(GIVEN PROBLEM) Write the records out again exactly, leaving no images in.

(RAW DATA)
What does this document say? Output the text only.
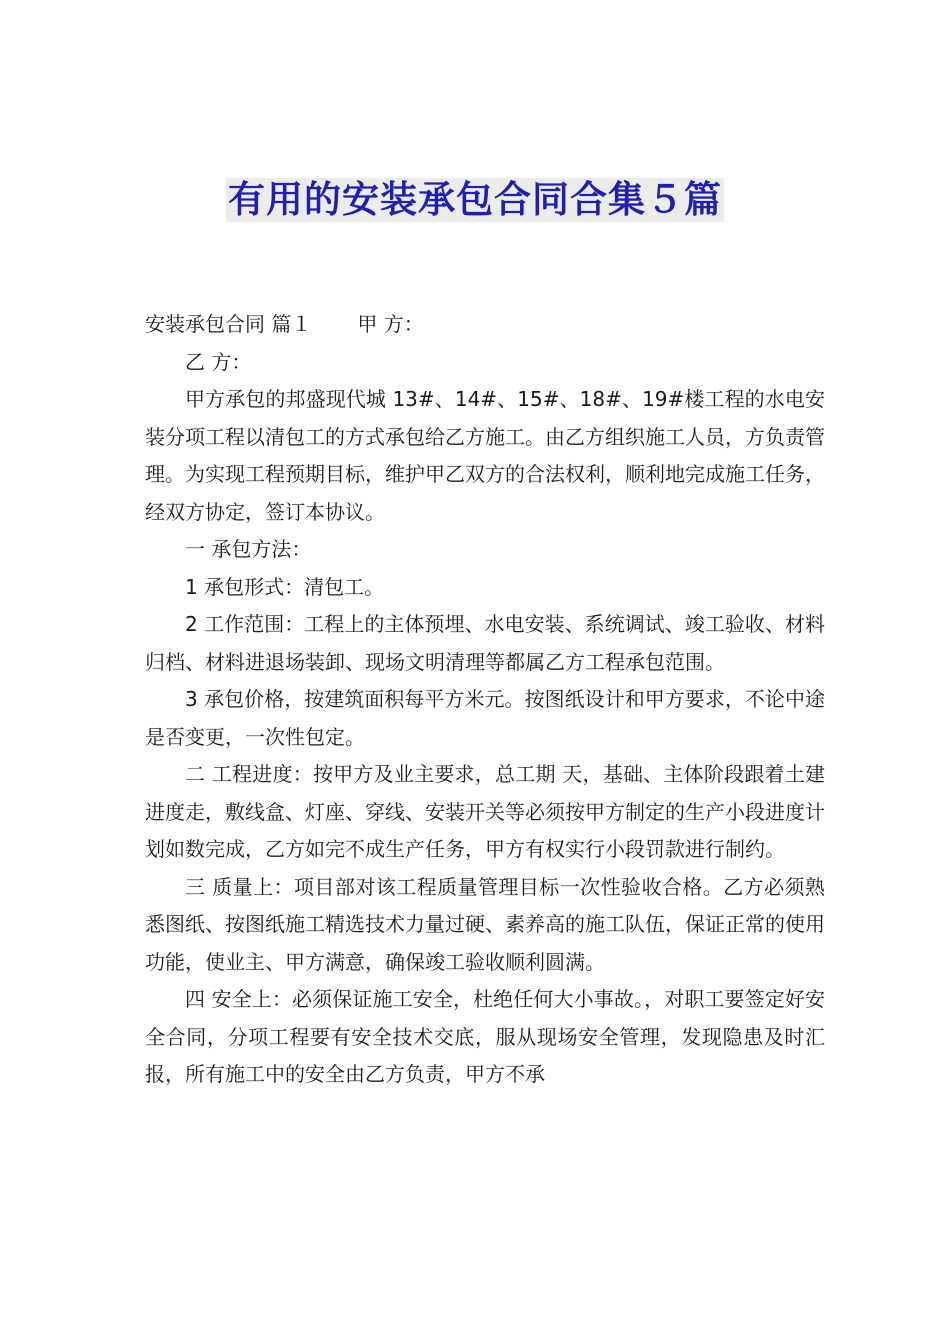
有用的安装承包合同合集５篇

安装承包合同 篇１ 甲 方：

乙 方：

甲方承包的邦盛现代城 13#、14#、15#、18#、19#楼工程的水电安装分项工程以清包工的方式承包给乙方施工。由乙方组织施工人员，方负责管理。为实现工程预期目标，维护甲乙双方的合法权利，顺利地完成施工任务，经双方协定，签订本协议。

一 承包方法：

1 承包形式：清包工。

2 工作范围：工程上的主体预埋、水电安装、系统调试、竣工验收、材料归档、材料进退场装卸、现场文明清理等都属乙方工程承包范围。

3 承包价格，按建筑面积每平方米元。按图纸设计和甲方要求，不论中途是否变更，一次性包定。

二 工程进度：按甲方及业主要求，总工期 天，基础、主体阶段跟着土建进度走，敷线盒、灯座、穿线、安装开关等必须按甲方制定的生产小段进度计划如数完成，乙方如完不成生产任务，甲方有权实行小段罚款进行制约。

三 质量上：项目部对该工程质量管理目标一次性验收合格。乙方必须熟悉图纸、按图纸施工精选技术力量过硬、素养高的施工队伍，保证正常的使用功能，使业主、甲方满意，确保竣工验收顺利圆满。

四 安全上：必须保证施工安全，杜绝任何大小事故。，对职工要签定好安全合同，分项工程要有安全技术交底，服从现场安全管理，发现隐患及时汇报，所有施工中的安全由乙方负责，甲方不承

(RESPONSE FOR THIS EXERCISE)
What does this document say? Output the text only.
有用的安装承包合同合集５篇

安装承包合同 篇１ 甲 方：

乙 方：

甲方承包的邦盛现代城 13#、14#、15#、18#、19#楼工程的水电安装分项工程以清包工的方式承包给乙方施工。由乙方组织施工人员，方负责管理。为实现工程预期目标，维护甲乙双方的合法权利，顺利地完成施工任务，经双方协定，签订本协议。

一 承包方法：

1 承包形式：清包工。

2 工作范围：工程上的主体预埋、水电安装、系统调试、竣工验收、材料归档、材料进退场装卸、现场文明清理等都属乙方工程承包范围。

3 承包价格，按建筑面积每平方米元。按图纸设计和甲方要求，不论中途是否变更，一次性包定。

二 工程进度：按甲方及业主要求，总工期 天，基础、主体阶段跟着土建进度走，敷线盒、灯座、穿线、安装开关等必须按甲方制定的生产小段进度计划如数完成，乙方如完不成生产任务，甲方有权实行小段罚款进行制约。

三 质量上：项目部对该工程质量管理目标一次性验收合格。乙方必须熟悉图纸、按图纸施工精选技术力量过硬、素养高的施工队伍，保证正常的使用功能，使业主、甲方满意，确保竣工验收顺利圆满。

四 安全上：必须保证施工安全，杜绝任何大小事故。，对职工要签定好安全合同，分项工程要有安全技术交底，服从现场安全管理，发现隐患及时汇报，所有施工中的安全由乙方负责，甲方不承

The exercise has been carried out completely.